> _OBJECTIVE_
Find the lines below that contain the string "天移动平均". Copy each one.

> _DATA RECORDS_
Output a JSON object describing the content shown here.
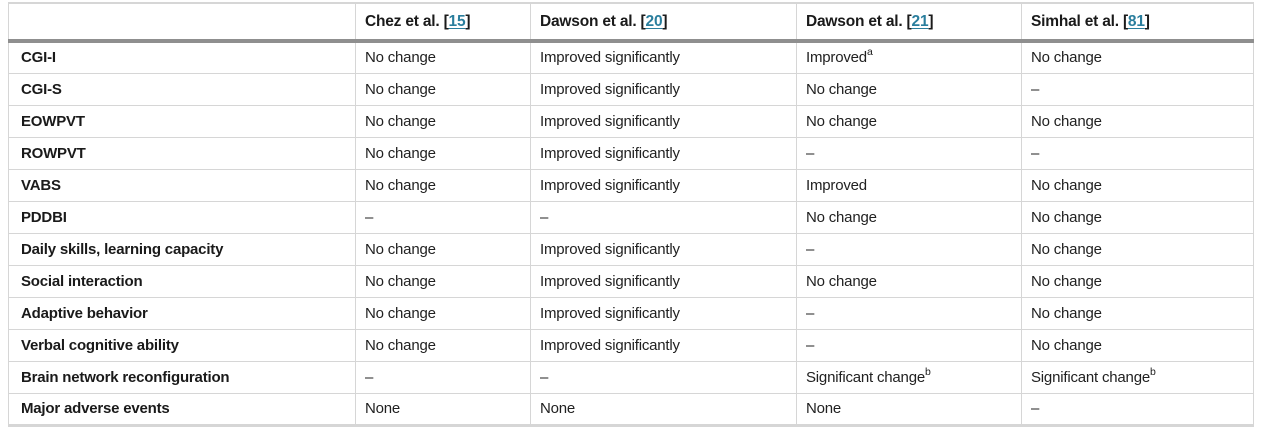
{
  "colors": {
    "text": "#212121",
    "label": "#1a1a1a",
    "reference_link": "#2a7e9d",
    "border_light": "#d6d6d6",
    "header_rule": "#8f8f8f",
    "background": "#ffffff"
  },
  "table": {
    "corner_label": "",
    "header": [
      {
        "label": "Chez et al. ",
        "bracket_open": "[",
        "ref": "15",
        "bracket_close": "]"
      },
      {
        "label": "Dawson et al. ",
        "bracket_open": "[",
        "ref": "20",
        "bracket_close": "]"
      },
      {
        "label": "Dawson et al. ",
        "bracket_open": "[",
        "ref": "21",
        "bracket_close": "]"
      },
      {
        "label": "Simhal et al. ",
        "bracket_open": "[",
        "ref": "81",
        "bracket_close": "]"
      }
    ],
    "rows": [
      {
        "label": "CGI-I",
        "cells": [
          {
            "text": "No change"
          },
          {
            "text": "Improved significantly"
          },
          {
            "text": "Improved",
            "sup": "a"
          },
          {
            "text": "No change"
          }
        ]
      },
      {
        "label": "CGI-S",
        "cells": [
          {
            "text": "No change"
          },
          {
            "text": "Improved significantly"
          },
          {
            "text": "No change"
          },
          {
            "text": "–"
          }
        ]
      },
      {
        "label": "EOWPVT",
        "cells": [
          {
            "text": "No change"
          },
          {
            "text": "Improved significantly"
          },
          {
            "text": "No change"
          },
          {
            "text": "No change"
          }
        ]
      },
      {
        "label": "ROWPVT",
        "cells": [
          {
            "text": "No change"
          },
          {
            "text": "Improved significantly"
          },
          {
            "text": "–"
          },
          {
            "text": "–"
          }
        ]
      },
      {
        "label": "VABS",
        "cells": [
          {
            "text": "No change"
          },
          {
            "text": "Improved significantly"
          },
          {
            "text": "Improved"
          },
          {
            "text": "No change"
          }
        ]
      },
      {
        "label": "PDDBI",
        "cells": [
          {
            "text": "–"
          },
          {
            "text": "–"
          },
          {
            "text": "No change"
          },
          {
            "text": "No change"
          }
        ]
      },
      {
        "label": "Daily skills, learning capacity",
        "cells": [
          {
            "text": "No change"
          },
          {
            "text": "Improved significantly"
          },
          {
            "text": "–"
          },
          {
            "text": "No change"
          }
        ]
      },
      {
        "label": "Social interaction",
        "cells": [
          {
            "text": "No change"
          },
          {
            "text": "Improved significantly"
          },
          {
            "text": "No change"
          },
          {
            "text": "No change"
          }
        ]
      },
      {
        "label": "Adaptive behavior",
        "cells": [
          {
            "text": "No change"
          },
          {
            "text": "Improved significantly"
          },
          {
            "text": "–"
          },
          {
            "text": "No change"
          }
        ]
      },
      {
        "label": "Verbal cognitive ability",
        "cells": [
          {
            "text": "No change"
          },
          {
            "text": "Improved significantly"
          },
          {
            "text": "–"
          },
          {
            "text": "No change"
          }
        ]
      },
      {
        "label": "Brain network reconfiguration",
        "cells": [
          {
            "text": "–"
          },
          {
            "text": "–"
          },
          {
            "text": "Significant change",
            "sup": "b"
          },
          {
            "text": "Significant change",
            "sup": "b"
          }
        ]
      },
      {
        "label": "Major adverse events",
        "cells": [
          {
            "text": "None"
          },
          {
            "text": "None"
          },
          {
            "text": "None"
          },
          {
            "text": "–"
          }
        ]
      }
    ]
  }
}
* * *
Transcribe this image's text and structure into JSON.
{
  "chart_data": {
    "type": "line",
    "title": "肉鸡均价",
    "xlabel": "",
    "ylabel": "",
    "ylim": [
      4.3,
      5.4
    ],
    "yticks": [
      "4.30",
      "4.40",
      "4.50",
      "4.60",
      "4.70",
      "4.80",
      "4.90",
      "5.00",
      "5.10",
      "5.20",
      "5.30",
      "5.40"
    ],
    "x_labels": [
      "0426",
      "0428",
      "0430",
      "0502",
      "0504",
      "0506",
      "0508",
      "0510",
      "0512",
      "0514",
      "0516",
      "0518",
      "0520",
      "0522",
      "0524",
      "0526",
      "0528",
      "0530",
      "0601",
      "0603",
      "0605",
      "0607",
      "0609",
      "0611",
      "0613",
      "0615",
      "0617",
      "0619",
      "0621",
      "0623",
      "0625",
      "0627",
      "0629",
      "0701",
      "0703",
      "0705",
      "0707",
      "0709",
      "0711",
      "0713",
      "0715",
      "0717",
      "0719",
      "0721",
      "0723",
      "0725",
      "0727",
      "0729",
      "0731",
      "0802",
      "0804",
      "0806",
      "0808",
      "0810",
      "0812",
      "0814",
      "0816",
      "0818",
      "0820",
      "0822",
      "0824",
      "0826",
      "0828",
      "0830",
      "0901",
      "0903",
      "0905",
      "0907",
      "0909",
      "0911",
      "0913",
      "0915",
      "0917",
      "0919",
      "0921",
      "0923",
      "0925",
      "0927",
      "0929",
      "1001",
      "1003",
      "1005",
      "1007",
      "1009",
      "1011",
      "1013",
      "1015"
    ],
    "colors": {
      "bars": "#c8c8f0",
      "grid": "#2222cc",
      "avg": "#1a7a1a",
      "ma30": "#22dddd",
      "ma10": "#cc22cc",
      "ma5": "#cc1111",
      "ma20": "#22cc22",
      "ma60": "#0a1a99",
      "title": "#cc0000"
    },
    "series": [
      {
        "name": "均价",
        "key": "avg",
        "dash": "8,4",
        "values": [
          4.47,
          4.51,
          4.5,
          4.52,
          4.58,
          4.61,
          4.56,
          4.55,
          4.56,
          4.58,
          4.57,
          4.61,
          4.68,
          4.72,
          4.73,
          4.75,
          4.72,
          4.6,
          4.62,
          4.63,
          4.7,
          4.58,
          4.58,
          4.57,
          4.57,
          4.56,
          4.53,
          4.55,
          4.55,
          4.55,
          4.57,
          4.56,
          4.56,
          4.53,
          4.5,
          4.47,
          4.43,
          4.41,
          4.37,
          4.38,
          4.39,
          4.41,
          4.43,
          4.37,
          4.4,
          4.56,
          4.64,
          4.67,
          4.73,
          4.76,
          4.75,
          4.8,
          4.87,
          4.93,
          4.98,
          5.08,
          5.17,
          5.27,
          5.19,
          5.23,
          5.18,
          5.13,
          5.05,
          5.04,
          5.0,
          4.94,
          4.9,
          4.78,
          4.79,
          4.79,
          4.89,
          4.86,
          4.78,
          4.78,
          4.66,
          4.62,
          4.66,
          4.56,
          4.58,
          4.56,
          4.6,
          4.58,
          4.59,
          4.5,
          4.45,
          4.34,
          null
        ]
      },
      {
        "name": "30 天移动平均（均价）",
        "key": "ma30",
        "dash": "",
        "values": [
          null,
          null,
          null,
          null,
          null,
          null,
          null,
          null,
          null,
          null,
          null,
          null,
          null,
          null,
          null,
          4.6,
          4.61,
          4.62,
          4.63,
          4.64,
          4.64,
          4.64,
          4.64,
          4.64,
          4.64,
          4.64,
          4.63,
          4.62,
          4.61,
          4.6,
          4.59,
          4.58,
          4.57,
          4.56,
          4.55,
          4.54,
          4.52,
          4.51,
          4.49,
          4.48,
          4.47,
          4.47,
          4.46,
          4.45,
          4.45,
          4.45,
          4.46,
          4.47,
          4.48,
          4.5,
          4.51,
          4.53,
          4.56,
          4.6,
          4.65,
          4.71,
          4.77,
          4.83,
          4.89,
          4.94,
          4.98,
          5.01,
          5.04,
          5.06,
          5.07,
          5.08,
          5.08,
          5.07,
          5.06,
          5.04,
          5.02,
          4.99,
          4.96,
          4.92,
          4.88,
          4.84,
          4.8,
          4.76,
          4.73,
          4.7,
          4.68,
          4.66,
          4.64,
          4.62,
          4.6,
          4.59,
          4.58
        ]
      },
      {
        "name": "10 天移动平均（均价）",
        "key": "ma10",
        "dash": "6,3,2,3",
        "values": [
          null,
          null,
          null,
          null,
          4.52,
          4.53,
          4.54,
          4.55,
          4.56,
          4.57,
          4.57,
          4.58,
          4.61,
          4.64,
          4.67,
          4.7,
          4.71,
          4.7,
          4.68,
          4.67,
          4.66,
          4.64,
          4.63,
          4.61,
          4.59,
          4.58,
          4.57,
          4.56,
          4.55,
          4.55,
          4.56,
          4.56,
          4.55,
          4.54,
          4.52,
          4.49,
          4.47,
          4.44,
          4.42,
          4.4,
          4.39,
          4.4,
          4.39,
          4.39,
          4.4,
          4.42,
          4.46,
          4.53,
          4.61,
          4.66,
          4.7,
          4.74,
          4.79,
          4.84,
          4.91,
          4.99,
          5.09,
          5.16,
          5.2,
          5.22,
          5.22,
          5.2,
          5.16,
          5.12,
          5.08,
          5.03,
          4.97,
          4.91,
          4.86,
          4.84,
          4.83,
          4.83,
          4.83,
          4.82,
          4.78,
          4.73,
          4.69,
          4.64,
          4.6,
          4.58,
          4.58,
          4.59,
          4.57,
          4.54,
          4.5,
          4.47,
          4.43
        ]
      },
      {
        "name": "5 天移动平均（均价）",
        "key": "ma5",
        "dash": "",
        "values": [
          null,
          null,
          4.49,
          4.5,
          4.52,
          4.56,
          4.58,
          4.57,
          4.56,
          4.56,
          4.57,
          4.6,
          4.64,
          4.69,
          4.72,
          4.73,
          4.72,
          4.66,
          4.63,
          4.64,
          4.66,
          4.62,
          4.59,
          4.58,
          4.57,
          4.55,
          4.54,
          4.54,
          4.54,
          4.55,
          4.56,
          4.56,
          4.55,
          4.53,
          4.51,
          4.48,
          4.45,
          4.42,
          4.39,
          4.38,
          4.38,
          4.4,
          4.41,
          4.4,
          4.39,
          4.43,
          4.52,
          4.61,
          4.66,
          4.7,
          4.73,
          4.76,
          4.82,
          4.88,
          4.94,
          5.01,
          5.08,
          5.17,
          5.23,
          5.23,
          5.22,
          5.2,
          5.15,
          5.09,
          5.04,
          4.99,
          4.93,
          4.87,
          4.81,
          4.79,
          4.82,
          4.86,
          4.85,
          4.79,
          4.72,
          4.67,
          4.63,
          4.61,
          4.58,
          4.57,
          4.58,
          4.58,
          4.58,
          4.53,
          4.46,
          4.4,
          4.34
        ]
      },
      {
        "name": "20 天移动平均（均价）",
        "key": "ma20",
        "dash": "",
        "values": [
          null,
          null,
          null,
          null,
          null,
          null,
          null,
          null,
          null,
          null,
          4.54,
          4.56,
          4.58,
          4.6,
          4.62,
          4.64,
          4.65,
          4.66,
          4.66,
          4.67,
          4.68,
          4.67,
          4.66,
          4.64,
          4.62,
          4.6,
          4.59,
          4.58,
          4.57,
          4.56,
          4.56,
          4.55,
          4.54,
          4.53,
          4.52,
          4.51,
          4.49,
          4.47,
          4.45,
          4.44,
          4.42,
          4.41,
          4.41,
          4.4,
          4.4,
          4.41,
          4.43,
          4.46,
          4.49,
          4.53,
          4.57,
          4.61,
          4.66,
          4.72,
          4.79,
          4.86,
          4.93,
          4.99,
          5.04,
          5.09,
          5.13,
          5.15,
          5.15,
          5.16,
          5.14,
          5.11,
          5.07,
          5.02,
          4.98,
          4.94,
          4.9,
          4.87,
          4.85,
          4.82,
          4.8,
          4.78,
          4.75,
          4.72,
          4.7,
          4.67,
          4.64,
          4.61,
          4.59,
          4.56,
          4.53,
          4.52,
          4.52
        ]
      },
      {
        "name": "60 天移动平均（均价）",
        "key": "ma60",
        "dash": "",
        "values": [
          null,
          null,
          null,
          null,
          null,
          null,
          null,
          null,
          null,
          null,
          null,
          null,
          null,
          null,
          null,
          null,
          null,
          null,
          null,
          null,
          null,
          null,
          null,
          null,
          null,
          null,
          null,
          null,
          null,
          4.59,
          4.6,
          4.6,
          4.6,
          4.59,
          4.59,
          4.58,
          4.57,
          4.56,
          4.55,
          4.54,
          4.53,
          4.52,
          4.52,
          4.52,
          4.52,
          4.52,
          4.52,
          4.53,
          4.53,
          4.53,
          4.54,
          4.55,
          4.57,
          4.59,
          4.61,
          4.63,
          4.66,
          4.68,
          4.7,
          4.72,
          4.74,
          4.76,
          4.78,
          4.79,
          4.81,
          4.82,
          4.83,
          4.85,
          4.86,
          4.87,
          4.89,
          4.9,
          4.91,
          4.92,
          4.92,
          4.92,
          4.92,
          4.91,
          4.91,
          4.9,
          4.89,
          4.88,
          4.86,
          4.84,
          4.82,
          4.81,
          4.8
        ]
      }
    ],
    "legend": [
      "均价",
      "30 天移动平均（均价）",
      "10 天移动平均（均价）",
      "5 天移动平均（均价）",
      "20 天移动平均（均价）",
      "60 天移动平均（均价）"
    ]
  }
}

> _CORRECT RESPONSE_
        "name": "30 天移动平均（均价）",
        "name": "10 天移动平均（均价）",
        "name": "5 天移动平均（均价）",
        "name": "20 天移动平均（均价）",
        "name": "60 天移动平均（均价）",
      "30 天移动平均（均价）",
      "10 天移动平均（均价）",
      "5 天移动平均（均价）",
      "20 天移动平均（均价）",
      "60 天移动平均（均价）"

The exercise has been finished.